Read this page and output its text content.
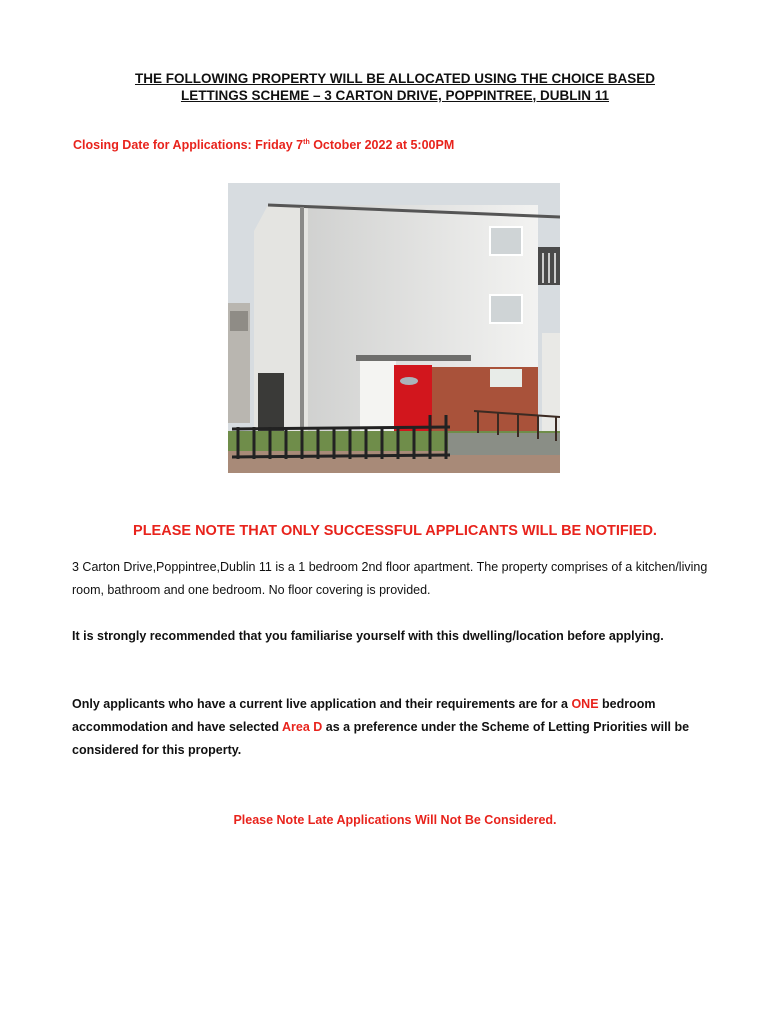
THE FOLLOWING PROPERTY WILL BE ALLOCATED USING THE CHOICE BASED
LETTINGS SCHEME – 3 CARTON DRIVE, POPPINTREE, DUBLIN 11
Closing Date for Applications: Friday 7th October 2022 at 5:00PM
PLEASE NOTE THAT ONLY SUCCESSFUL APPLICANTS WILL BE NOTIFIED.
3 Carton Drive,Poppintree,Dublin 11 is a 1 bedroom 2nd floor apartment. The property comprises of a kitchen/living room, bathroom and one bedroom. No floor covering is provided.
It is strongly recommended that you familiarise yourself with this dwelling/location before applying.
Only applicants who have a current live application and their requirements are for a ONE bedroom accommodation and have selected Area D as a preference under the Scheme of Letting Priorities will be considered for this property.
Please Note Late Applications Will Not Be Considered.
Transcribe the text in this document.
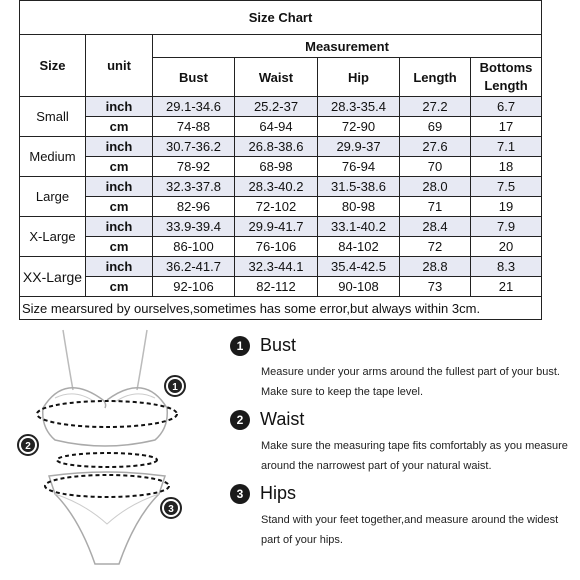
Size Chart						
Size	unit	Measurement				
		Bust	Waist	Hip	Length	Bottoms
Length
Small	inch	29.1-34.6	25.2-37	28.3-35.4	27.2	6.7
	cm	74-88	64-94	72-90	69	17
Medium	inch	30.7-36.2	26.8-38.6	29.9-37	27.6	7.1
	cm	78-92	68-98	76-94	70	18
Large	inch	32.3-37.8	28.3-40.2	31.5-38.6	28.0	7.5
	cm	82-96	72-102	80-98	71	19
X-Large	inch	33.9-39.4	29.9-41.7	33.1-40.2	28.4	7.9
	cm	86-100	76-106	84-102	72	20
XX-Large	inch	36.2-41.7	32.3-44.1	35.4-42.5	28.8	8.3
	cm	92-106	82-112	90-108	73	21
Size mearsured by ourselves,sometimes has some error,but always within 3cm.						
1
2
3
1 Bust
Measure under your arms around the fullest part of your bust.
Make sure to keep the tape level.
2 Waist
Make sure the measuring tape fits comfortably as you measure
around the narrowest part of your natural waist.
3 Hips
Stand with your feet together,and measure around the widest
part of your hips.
::::::
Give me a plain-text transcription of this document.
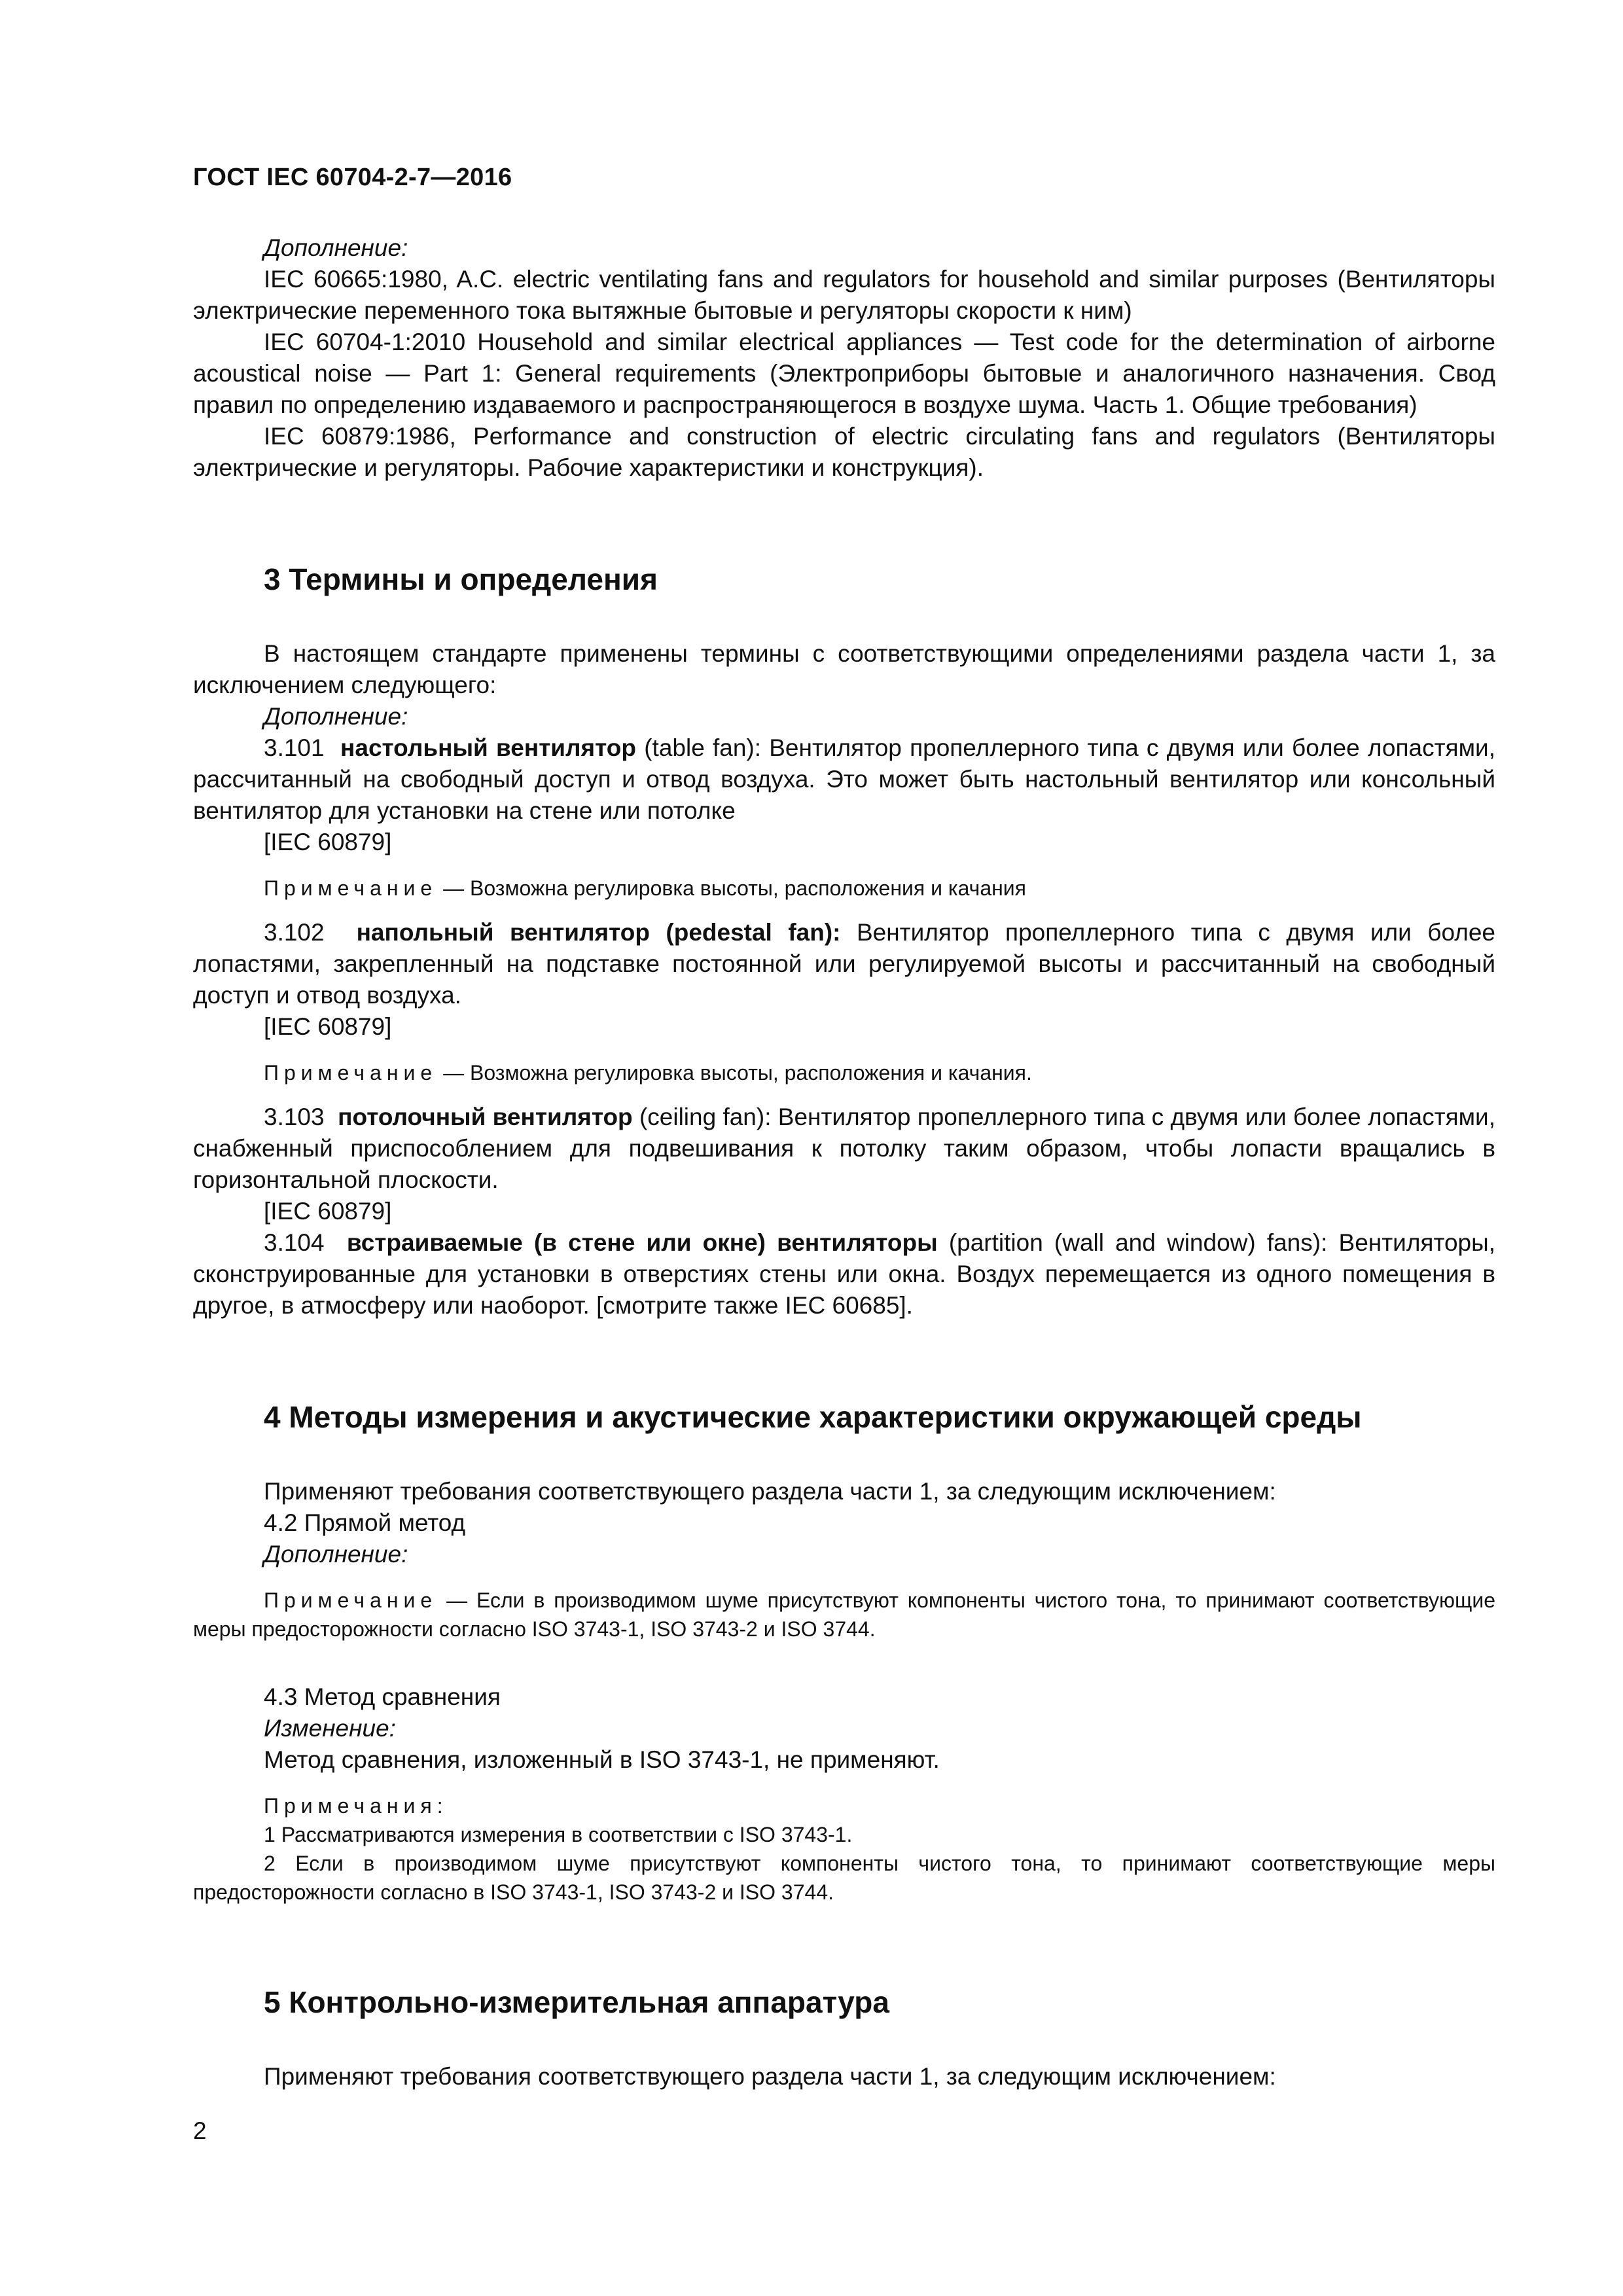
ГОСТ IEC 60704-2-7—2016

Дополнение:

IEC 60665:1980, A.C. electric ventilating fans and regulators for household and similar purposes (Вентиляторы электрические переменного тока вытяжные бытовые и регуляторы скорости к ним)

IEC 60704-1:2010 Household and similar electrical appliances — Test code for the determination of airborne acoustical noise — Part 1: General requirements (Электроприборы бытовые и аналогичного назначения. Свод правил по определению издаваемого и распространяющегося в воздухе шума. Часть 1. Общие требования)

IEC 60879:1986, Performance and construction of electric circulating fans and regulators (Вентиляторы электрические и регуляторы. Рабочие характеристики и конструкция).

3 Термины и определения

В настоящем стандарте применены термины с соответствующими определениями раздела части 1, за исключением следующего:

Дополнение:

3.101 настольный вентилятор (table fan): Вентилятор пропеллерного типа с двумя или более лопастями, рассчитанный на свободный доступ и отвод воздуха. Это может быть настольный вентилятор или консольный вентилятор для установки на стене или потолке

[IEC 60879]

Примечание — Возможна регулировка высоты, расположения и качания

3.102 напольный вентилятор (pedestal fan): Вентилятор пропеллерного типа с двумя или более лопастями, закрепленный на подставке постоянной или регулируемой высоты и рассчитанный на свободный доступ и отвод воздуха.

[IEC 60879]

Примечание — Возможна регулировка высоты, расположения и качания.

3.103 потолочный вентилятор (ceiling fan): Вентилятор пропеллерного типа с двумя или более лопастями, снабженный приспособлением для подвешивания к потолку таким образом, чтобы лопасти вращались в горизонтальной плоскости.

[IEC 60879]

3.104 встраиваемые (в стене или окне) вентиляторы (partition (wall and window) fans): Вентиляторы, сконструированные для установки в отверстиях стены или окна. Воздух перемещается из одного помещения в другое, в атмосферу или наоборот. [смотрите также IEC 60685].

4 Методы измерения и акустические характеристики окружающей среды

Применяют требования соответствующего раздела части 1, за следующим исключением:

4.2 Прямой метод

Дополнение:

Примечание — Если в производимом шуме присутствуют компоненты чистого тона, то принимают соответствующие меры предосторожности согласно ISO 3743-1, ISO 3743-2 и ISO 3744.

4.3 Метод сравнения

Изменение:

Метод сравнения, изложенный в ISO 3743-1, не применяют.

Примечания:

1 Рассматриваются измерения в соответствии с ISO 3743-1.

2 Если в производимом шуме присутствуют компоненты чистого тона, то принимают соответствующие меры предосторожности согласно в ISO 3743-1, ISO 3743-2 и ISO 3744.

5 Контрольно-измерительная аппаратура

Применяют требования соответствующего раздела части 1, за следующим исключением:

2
::::::
Aim of the exercise: Your task is to list each line of the records with the word "tape".

Written reply:
Make sure to keep the tape level.
Make sure the measuring tape fits comfortably as you measure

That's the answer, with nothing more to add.